Apparently the dogs were offended by my last post and decided to show me what’s what when it comes to bad behavior.
Round 2 of the rodeo comes courtesy of one miniature pinscher, who was recently given up for adoption due to enough neighborly noise complaints to threaten eviction for his previous owner. I believe, had we been able to translate, he would have been shouting, “I HATE THE WORLD” over and over and over.
His new owner, a kind and sweet woman who seems to have no idea what she has gotten herself into, brought him in to be updated on his vaccinations, and of course, for a nail trim. We put him in a kennel while we were waiting for his vaccine history to arrive by fax. Baaaad idea.
When we were finally ready to get started, he decided that there was no way we were getting him back out of his kennel. When a pet gets cage aggressive, it can be extremely difficult to extricate him from his safe spot. It’s rather like sticking your hand down a snake hole and hoping for the best. We managed it, but it wasn’t easy. It involved our trusty blanket from Tijuana, a leash-as-lasso, and a bit of luck. He was not happy and immediately began to plot his revenge.
We placed him on the floor, muzzled, while we decided how best to approach him. At this point, he sidled up to me and professed that maybe I wasn’t so bad, and could we be friends? I pondered this generously offered olive branch, decided it was worth a go, and after a minute of calm talking picked him up.

**The data:**

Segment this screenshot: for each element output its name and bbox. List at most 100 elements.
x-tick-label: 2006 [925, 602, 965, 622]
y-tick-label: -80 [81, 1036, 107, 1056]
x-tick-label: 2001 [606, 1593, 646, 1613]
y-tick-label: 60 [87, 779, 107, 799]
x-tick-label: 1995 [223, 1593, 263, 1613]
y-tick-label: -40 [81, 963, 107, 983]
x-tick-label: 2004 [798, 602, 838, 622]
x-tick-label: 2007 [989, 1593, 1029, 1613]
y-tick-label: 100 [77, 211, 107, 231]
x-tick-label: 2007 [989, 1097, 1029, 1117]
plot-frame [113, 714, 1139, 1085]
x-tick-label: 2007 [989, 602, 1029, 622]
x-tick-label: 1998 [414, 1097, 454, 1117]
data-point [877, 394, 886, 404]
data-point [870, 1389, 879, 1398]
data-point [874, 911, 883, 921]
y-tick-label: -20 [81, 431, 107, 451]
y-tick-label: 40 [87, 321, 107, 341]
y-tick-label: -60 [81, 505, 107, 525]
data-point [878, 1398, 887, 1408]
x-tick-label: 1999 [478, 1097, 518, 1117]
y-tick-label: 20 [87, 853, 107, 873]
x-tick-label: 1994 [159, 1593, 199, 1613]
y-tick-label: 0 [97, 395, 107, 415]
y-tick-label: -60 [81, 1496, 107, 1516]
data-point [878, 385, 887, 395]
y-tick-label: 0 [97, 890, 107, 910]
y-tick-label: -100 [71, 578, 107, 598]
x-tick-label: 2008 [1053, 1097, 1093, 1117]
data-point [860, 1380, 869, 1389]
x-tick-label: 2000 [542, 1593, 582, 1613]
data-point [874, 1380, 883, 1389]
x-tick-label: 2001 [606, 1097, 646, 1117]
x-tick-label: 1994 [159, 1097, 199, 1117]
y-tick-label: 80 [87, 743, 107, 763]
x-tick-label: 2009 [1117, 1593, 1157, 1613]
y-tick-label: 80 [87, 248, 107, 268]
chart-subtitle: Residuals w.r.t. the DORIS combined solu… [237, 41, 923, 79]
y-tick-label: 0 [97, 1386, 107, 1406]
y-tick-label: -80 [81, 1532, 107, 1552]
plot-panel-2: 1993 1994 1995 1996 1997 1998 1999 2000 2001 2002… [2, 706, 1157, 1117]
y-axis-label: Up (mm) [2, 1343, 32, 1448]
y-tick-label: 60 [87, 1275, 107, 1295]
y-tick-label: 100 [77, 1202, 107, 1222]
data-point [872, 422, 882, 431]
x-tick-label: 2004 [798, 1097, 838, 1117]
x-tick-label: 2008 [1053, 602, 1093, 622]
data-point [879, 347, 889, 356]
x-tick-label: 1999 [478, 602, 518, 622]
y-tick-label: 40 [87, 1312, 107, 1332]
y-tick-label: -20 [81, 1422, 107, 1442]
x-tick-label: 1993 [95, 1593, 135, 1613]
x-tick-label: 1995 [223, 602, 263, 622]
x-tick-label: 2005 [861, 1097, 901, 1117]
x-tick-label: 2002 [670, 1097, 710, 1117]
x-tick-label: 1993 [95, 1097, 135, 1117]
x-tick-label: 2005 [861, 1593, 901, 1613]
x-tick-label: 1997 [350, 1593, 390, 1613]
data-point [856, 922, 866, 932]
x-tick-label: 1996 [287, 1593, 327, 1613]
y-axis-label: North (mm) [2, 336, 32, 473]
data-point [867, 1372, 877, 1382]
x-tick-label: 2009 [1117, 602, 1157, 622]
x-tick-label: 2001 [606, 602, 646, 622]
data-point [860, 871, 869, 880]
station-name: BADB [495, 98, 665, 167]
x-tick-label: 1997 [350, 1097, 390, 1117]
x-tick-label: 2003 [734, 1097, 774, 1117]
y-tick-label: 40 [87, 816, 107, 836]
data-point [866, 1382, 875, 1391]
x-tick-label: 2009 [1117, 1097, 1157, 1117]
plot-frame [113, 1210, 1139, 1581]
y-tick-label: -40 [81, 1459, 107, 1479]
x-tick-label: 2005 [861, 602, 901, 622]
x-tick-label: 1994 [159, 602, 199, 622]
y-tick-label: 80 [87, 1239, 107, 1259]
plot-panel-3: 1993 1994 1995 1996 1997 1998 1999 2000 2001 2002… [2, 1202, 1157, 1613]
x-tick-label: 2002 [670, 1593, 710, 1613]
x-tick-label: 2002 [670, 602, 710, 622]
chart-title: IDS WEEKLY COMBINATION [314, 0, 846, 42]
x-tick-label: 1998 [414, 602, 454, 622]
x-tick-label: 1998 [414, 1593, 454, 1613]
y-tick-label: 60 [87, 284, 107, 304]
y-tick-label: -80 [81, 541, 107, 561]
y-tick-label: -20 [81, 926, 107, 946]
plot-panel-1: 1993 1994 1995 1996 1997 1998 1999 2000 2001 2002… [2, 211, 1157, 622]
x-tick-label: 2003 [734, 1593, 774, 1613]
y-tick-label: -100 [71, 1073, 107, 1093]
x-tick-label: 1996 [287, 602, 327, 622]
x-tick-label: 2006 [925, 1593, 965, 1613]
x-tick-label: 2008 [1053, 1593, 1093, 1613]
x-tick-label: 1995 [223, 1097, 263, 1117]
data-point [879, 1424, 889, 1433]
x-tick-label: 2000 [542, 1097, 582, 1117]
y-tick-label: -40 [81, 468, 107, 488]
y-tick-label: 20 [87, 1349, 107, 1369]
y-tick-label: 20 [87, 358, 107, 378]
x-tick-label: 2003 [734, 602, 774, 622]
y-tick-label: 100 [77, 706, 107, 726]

**Exercise directions:** Continue the post about the miniature pinscher's clinic visit, starting right after its last sentence. You can set the lines aside; they play no part here.

**Your response:**
At this exact point my tech walked behind him with a towel on her way to another part of the room. The thought of being burritoed once again struck him with such sheer terror that his bowels turned to water and he let loose with a waterfall of diarrhea to rival Hawaii’s most glorious natural wonders in a muddy torrent right down the front of my pants. It was kind of like that, except malodorous and not relaxing and actually not particularly refreshing either. Now that I think about it, perhaps this is more apropos a descriptor (though the name isn’t so funny.)
Then, as though to claim dominion over his evil work, the second I put him down to assess the damage to my pants, he took a running leap into the pool- the poop pool- and did a couple crocodile rolls just to make sure I got the point. And the point was,
“Cats got nothin on me! BOO YAH!”
or, as I chose to interpret it,
“You’re getting Telazoled, buddy.”
One dose of sedatives later, he was clean, vaccinated, trimmed, and on his way. My pants, not so much. Good thing I had a spare pair.